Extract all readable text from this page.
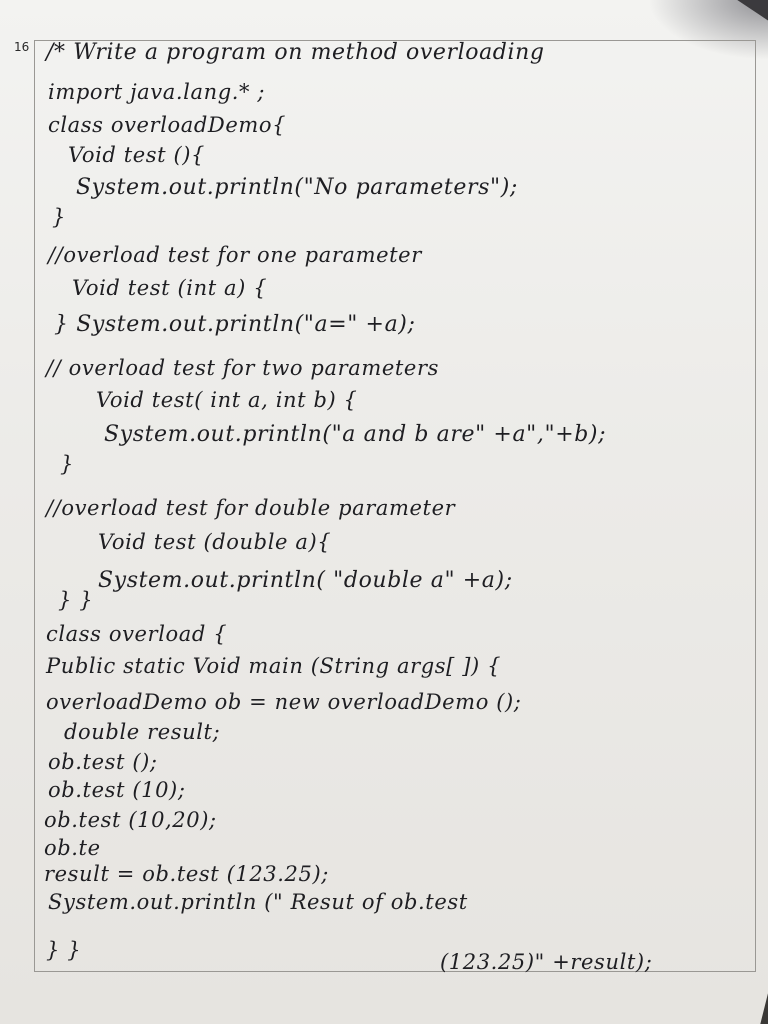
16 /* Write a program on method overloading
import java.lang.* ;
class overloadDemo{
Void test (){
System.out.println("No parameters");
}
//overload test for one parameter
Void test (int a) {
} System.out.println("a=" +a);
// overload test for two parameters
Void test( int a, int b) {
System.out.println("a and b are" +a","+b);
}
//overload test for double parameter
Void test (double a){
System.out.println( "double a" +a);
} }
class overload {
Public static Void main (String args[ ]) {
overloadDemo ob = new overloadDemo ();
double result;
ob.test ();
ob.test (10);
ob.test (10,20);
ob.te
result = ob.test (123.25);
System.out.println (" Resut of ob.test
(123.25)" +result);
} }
━━━━━━━━
EXERCISE DETAILS —
Set out every line from the material that contains the string "System".

EXERCISE SOLUTION —
System.out.println("No parameters");
} System.out.println("a=" +a);
System.out.println("a and b are" +a","+b);
System.out.println( "double a" +a);
System.out.println (" Resut of ob.test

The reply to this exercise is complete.